» **Information given**:
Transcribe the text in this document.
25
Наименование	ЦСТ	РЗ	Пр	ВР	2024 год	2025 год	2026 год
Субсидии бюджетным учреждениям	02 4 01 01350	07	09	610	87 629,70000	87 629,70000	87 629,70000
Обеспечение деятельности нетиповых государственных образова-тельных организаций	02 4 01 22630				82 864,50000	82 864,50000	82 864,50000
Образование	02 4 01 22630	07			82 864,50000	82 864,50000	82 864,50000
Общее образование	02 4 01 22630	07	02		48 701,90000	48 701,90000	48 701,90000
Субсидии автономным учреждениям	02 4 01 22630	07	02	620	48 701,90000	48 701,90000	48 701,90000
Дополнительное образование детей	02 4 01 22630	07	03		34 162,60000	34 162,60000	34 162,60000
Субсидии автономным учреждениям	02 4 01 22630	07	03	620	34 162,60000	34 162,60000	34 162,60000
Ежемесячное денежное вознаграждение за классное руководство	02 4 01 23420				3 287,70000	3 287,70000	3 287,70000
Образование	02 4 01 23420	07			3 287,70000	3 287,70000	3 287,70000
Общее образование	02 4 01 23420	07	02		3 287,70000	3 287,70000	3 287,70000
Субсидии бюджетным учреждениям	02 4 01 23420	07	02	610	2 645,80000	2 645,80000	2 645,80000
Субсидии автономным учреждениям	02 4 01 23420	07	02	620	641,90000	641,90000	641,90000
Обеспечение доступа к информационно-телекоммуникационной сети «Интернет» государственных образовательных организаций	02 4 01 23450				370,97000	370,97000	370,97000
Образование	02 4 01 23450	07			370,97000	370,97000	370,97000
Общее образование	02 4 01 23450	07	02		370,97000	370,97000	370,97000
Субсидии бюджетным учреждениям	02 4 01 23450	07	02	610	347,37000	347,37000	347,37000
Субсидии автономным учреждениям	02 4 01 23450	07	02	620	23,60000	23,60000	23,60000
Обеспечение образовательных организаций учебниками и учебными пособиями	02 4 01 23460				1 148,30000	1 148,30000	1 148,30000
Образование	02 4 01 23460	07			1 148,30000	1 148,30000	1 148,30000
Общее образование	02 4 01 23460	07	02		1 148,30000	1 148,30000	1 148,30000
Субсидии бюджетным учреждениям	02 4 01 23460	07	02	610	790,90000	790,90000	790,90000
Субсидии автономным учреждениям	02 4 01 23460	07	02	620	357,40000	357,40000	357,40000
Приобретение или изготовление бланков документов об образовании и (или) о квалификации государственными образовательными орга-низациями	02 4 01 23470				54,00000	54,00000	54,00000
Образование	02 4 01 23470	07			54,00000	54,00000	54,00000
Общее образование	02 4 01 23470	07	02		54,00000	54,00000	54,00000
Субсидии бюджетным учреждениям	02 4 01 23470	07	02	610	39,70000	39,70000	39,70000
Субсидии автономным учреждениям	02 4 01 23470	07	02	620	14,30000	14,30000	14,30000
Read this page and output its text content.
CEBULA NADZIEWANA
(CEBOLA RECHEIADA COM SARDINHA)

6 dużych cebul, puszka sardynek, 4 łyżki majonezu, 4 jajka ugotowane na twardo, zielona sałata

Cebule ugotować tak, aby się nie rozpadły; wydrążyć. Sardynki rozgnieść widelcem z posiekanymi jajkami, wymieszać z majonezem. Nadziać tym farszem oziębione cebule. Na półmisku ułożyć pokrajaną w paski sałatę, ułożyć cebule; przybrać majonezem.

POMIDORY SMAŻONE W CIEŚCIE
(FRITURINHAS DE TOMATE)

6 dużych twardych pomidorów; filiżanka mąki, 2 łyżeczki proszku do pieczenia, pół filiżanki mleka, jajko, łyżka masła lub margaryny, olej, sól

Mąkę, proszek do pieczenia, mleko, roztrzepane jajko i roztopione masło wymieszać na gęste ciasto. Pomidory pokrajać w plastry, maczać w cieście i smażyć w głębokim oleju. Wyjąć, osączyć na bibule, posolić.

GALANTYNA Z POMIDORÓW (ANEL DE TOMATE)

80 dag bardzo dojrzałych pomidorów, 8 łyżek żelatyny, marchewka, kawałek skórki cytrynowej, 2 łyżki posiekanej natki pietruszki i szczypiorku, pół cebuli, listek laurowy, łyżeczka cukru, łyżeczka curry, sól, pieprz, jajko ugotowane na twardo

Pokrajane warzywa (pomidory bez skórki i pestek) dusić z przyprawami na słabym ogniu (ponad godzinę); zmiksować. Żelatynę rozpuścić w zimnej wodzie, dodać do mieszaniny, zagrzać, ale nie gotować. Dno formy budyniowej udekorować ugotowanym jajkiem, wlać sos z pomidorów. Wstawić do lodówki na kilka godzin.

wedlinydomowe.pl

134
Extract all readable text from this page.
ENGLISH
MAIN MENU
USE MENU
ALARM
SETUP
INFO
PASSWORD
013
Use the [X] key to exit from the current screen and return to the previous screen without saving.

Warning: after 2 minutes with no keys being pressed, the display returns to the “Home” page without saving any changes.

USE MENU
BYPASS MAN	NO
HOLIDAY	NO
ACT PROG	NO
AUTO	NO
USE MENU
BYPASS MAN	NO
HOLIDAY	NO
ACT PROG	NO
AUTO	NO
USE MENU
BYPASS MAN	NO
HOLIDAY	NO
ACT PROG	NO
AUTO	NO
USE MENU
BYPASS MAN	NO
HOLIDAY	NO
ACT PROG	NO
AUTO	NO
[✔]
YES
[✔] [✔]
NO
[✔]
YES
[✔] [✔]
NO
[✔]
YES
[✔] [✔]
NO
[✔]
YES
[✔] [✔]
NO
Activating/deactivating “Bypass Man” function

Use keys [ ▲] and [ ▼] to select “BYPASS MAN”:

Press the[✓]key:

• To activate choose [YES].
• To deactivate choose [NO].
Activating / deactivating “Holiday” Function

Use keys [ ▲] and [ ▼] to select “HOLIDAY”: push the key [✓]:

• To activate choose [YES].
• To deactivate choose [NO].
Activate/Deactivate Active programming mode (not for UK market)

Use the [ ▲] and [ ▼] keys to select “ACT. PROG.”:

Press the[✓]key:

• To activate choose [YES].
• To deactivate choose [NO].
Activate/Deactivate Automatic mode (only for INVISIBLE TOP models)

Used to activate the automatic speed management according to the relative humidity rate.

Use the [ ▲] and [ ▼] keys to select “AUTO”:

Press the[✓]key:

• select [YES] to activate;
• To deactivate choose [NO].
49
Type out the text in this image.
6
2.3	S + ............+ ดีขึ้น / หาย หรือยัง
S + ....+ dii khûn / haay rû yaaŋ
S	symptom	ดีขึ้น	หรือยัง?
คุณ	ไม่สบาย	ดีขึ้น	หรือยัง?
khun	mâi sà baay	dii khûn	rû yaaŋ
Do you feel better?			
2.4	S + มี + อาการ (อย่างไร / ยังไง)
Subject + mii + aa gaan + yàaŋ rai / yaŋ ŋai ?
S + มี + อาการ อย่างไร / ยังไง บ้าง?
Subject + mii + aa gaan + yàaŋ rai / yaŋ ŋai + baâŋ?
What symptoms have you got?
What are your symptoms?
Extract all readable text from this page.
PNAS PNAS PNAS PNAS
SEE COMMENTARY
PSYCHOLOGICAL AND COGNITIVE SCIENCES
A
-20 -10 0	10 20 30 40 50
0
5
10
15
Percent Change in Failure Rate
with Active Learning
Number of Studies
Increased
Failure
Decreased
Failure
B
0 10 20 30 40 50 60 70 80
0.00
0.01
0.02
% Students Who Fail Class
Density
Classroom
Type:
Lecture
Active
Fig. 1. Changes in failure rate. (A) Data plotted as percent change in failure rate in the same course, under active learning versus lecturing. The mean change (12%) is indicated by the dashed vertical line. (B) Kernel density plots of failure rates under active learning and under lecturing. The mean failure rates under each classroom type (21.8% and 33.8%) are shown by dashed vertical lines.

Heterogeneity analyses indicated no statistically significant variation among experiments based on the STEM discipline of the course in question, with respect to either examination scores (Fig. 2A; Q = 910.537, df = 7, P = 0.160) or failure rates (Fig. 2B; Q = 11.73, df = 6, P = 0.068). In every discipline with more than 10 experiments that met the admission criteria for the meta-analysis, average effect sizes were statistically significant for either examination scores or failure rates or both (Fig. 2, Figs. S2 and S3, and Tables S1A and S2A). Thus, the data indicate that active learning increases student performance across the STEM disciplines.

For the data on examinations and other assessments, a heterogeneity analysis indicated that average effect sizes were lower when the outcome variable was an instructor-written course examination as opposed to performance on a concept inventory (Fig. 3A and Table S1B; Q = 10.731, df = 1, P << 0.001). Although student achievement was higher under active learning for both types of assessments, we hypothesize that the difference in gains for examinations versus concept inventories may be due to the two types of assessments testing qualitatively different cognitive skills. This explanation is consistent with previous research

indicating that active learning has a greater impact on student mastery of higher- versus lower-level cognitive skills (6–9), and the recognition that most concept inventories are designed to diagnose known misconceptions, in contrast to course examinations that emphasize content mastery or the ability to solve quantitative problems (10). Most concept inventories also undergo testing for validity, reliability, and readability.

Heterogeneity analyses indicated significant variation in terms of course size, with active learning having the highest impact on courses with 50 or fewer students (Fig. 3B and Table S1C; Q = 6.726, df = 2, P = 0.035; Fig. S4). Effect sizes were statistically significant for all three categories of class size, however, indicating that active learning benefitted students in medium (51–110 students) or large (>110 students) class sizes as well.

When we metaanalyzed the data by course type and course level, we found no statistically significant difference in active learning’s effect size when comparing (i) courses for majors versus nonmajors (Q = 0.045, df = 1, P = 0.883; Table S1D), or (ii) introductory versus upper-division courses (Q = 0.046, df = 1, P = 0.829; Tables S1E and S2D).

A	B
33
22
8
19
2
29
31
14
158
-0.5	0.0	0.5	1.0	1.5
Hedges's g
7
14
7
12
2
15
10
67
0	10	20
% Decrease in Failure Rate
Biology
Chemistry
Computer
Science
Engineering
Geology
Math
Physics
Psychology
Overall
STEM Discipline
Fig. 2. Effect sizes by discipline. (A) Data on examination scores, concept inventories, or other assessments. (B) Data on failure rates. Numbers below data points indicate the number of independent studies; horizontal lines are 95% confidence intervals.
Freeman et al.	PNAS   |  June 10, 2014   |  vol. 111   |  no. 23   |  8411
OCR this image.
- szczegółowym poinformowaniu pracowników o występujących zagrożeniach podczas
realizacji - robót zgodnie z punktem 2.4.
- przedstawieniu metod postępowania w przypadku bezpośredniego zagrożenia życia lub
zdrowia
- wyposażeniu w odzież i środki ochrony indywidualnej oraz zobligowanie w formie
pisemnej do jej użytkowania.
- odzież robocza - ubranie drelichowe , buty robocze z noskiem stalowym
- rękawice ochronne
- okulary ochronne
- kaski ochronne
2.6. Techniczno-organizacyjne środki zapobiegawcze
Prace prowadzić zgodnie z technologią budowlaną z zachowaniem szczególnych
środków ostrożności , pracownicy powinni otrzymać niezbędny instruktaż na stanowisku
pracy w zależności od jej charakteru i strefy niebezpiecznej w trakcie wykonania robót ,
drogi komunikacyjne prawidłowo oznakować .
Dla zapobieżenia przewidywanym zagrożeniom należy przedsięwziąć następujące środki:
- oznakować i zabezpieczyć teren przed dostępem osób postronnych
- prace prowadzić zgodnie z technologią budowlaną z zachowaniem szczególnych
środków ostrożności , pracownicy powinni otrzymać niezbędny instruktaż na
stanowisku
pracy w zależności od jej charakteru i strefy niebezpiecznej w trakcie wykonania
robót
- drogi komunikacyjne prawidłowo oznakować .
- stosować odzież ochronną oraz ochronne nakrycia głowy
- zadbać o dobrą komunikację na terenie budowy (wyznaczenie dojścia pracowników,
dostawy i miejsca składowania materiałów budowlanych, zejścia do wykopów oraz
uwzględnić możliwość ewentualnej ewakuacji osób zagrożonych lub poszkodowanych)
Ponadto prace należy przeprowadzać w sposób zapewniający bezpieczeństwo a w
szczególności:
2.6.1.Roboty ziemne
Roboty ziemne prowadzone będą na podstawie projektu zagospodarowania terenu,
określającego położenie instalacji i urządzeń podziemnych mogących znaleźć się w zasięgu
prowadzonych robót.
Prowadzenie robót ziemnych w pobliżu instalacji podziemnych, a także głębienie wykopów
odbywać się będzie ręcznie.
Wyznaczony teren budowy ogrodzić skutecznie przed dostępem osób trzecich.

» **What you have to do**:
Reproduce every line from the entries that holds the word "бюджетным".

» **Written reply**:
Субсидии бюджетным учреждениям	02 4 01 01350	07	09	610	87 629,70000	87 629,70000	87 629,70000
Субсидии бюджетным учреждениям	02 4 01 23420	07	02	610	2 645,80000	2 645,80000	2 645,80000
Субсидии бюджетным учреждениям	02 4 01 23450	07	02	610	347,37000	347,37000	347,37000
Субсидии бюджетным учреждениям	02 4 01 23460	07	02	610	790,90000	790,90000	790,90000
Субсидии бюджетным учреждениям	02 4 01 23470	07	02	610	39,70000	39,70000	39,70000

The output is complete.